▶ **WORK TO COMPLETE**:
Skip the pictures and extract all of the lines exactly as written.

▶ **EXCERPTED DATA**:
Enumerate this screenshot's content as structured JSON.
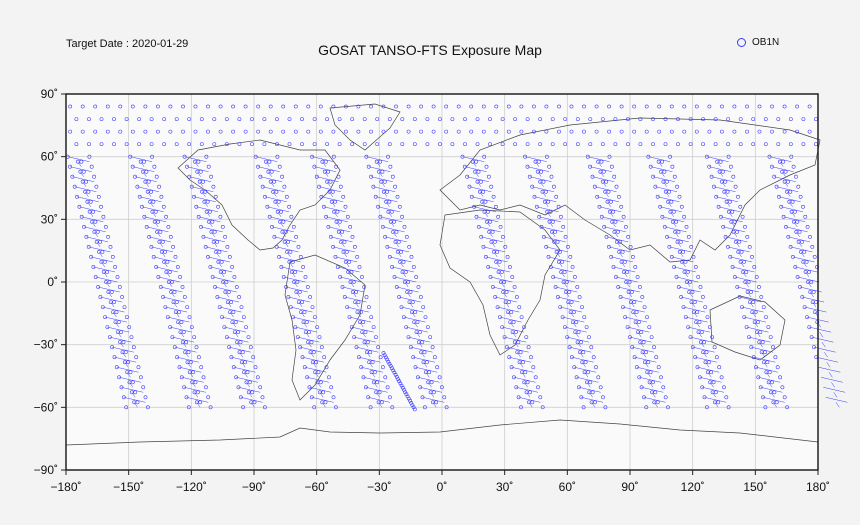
{
  "header": {
    "target_date": "Target Date : 2020-01-29",
    "title": "GOSAT TANSO-FTS Exposure Map"
  },
  "legend": {
    "label": "OB1N",
    "color": "#3a3aff"
  },
  "colors": {
    "points": "#3a3aff",
    "coastline": "#444444",
    "grid": "#cfcfcf",
    "frame": "#222222"
  },
  "chart_data": {
    "type": "scatter",
    "title": "GOSAT TANSO-FTS Exposure Map",
    "xlim": [
      -180,
      180
    ],
    "ylim": [
      -90,
      90
    ],
    "x_ticks": [
      -180,
      -150,
      -120,
      -90,
      -60,
      -30,
      0,
      30,
      60,
      90,
      120,
      150,
      180
    ],
    "y_ticks": [
      -90,
      -60,
      -30,
      0,
      30,
      60,
      90
    ],
    "x_tick_labels": [
      "−180˚",
      "−150˚",
      "−120˚",
      "−90˚",
      "−60˚",
      "−30˚",
      "0˚",
      "30˚",
      "60˚",
      "90˚",
      "120˚",
      "150˚",
      "180˚"
    ],
    "y_tick_labels": [
      "−90˚",
      "−60˚",
      "−30˚",
      "0˚",
      "30˚",
      "60˚",
      "90˚"
    ],
    "grid": true,
    "series": [
      {
        "name": "OB1N",
        "swaths_start_lon_at_60N": [
          -174,
          -144,
          -118,
          -84,
          -57,
          -31,
          15,
          45,
          75,
          104,
          132,
          162
        ],
        "latitude_range": [
          -60,
          60
        ],
        "longitude_drift_per_30_deg_south": 7,
        "special_track": {
          "lon": [
            -28,
            -13
          ],
          "lat": [
            -34,
            -61
          ]
        }
      }
    ]
  }
}
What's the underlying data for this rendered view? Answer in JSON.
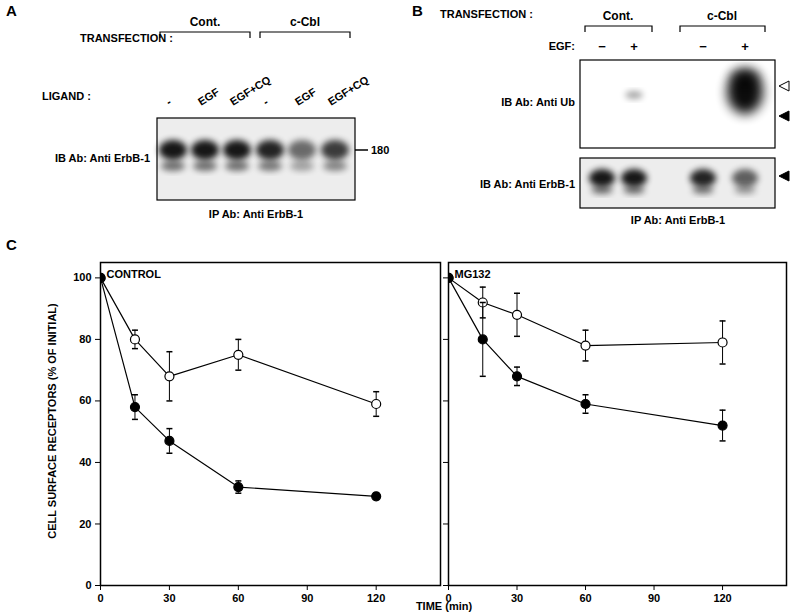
{
  "figure": {
    "A": {
      "label": "A",
      "transfection_label": "TRANSFECTION :",
      "groups": [
        "Cont.",
        "c-Cbl"
      ],
      "ligand_label": "LIGAND :",
      "lanes": [
        "-",
        "EGF",
        "EGF+CQ",
        "-",
        "EGF",
        "EGF+CQ"
      ],
      "blot_label": "IB Ab: Anti ErbB-1",
      "size_marker": 180,
      "ip_label": "IP Ab: Anti ErbB-1"
    },
    "B": {
      "label": "B",
      "transfection_label": "TRANSFECTION :",
      "groups": [
        "Cont.",
        "c-Cbl"
      ],
      "egf_label": "EGF:",
      "lanes": [
        "−",
        "+",
        "−",
        "+"
      ],
      "blots": [
        "IB Ab: Anti Ub",
        "IB Ab: Anti ErbB-1"
      ],
      "ip_label": "IP Ab: Anti ErbB-1"
    },
    "C": {
      "label": "C",
      "xlabel": "TIME (min)",
      "ylabel": "CELL SURFACE RECEPTORS (% OF INITIAL)"
    }
  },
  "chart_data": [
    {
      "type": "line",
      "title": "CONTROL",
      "x": [
        0,
        15,
        30,
        60,
        120
      ],
      "xlim": [
        0,
        148
      ],
      "xticks": [
        0,
        30,
        60,
        90,
        120
      ],
      "ylim": [
        0,
        105
      ],
      "yticks": [
        0,
        20,
        40,
        60,
        80,
        100
      ],
      "series": [
        {
          "color": "#000000",
          "marker": "open circle",
          "values": [
            100,
            80,
            68,
            75,
            59
          ],
          "errors": [
            0,
            3,
            8,
            5,
            4
          ]
        },
        {
          "color": "#000000",
          "marker": "filled circle",
          "values": [
            100,
            58,
            47,
            32,
            29
          ],
          "errors": [
            0,
            4,
            4,
            2,
            1
          ]
        }
      ]
    },
    {
      "type": "line",
      "title": "MG132",
      "x": [
        0,
        15,
        30,
        60,
        120
      ],
      "xlim": [
        0,
        148
      ],
      "xticks": [
        0,
        30,
        60,
        90,
        120
      ],
      "ylim": [
        0,
        105
      ],
      "yticks": [
        0,
        20,
        40,
        60,
        80,
        100
      ],
      "tick_labels": "x",
      "series": [
        {
          "color": "#000000",
          "marker": "open circle",
          "values": [
            100,
            92,
            88,
            78,
            79
          ],
          "errors": [
            0,
            5,
            7,
            5,
            7
          ]
        },
        {
          "color": "#000000",
          "marker": "filled circle",
          "values": [
            100,
            80,
            68,
            59,
            52
          ],
          "errors": [
            0,
            12,
            3,
            3,
            5
          ]
        }
      ]
    }
  ]
}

▶ **WRITTEN RESPONSE**:
Enumerate this screenshot's content as structured JSON.
{
  "header": {
    "target_date": "Target Date : 2020-01-29",
    "title": "GOSAT TANSO-FTS Exposure Map"
  },
  "legend": {
    "label": "OB1N",
    "color": "#3a3aff"
  },
  "colors": {
    "points": "#3a3aff",
    "coastline": "#444444",
    "grid": "#cfcfcf",
    "frame": "#222222"
  },
  "chart_data": {
    "type": "scatter",
    "title": "GOSAT TANSO-FTS Exposure Map",
    "xlim": [
      -180,
      180
    ],
    "ylim": [
      -90,
      90
    ],
    "x_ticks": [
      -180,
      -150,
      -120,
      -90,
      -60,
      -30,
      0,
      30,
      60,
      90,
      120,
      150,
      180
    ],
    "y_ticks": [
      -90,
      -60,
      -30,
      0,
      30,
      60,
      90
    ],
    "x_tick_labels": [
      "−180˚",
      "−150˚",
      "−120˚",
      "−90˚",
      "−60˚",
      "−30˚",
      "0˚",
      "30˚",
      "60˚",
      "90˚",
      "120˚",
      "150˚",
      "180˚"
    ],
    "y_tick_labels": [
      "−90˚",
      "−60˚",
      "−30˚",
      "0˚",
      "30˚",
      "60˚",
      "90˚"
    ],
    "grid": true,
    "series": [
      {
        "name": "OB1N",
        "swaths_start_lon_at_60N": [
          -174,
          -144,
          -118,
          -84,
          -57,
          -31,
          15,
          45,
          75,
          104,
          132,
          162
        ],
        "latitude_range": [
          -60,
          60
        ],
        "longitude_drift_per_30_deg_south": 7,
        "special_track": {
          "lon": [
            -28,
            -13
          ],
          "lat": [
            -34,
            -61
          ]
        }
      }
    ]
  }
}
What's the underlying data for this rendered view? Answer in JSON.
{
  "figure": {
    "A": {
      "label": "A",
      "transfection_label": "TRANSFECTION :",
      "groups": [
        "Cont.",
        "c-Cbl"
      ],
      "ligand_label": "LIGAND :",
      "lanes": [
        "-",
        "EGF",
        "EGF+CQ",
        "-",
        "EGF",
        "EGF+CQ"
      ],
      "blot_label": "IB Ab: Anti ErbB-1",
      "size_marker": 180,
      "ip_label": "IP Ab: Anti ErbB-1"
    },
    "B": {
      "label": "B",
      "transfection_label": "TRANSFECTION :",
      "groups": [
        "Cont.",
        "c-Cbl"
      ],
      "egf_label": "EGF:",
      "lanes": [
        "−",
        "+",
        "−",
        "+"
      ],
      "blots": [
        "IB Ab: Anti Ub",
        "IB Ab: Anti ErbB-1"
      ],
      "ip_label": "IP Ab: Anti ErbB-1"
    },
    "C": {
      "label": "C",
      "xlabel": "TIME (min)",
      "ylabel": "CELL SURFACE RECEPTORS (% OF INITIAL)"
    }
  },
  "chart_data": [
    {
      "type": "line",
      "title": "CONTROL",
      "x": [
        0,
        15,
        30,
        60,
        120
      ],
      "xlim": [
        0,
        148
      ],
      "xticks": [
        0,
        30,
        60,
        90,
        120
      ],
      "ylim": [
        0,
        105
      ],
      "yticks": [
        0,
        20,
        40,
        60,
        80,
        100
      ],
      "series": [
        {
          "color": "#000000",
          "marker": "open circle",
          "values": [
            100,
            80,
            68,
            75,
            59
          ],
          "errors": [
            0,
            3,
            8,
            5,
            4
          ]
        },
        {
          "color": "#000000",
          "marker": "filled circle",
          "values": [
            100,
            58,
            47,
            32,
            29
          ],
          "errors": [
            0,
            4,
            4,
            2,
            1
          ]
        }
      ]
    },
    {
      "type": "line",
      "title": "MG132",
      "x": [
        0,
        15,
        30,
        60,
        120
      ],
      "xlim": [
        0,
        148
      ],
      "xticks": [
        0,
        30,
        60,
        90,
        120
      ],
      "ylim": [
        0,
        105
      ],
      "yticks": [
        0,
        20,
        40,
        60,
        80,
        100
      ],
      "tick_labels": "x",
      "series": [
        {
          "color": "#000000",
          "marker": "open circle",
          "values": [
            100,
            92,
            88,
            78,
            79
          ],
          "errors": [
            0,
            5,
            7,
            5,
            7
          ]
        },
        {
          "color": "#000000",
          "marker": "filled circle",
          "values": [
            100,
            80,
            68,
            59,
            52
          ],
          "errors": [
            0,
            12,
            3,
            3,
            5
          ]
        }
      ]
    }
  ]
}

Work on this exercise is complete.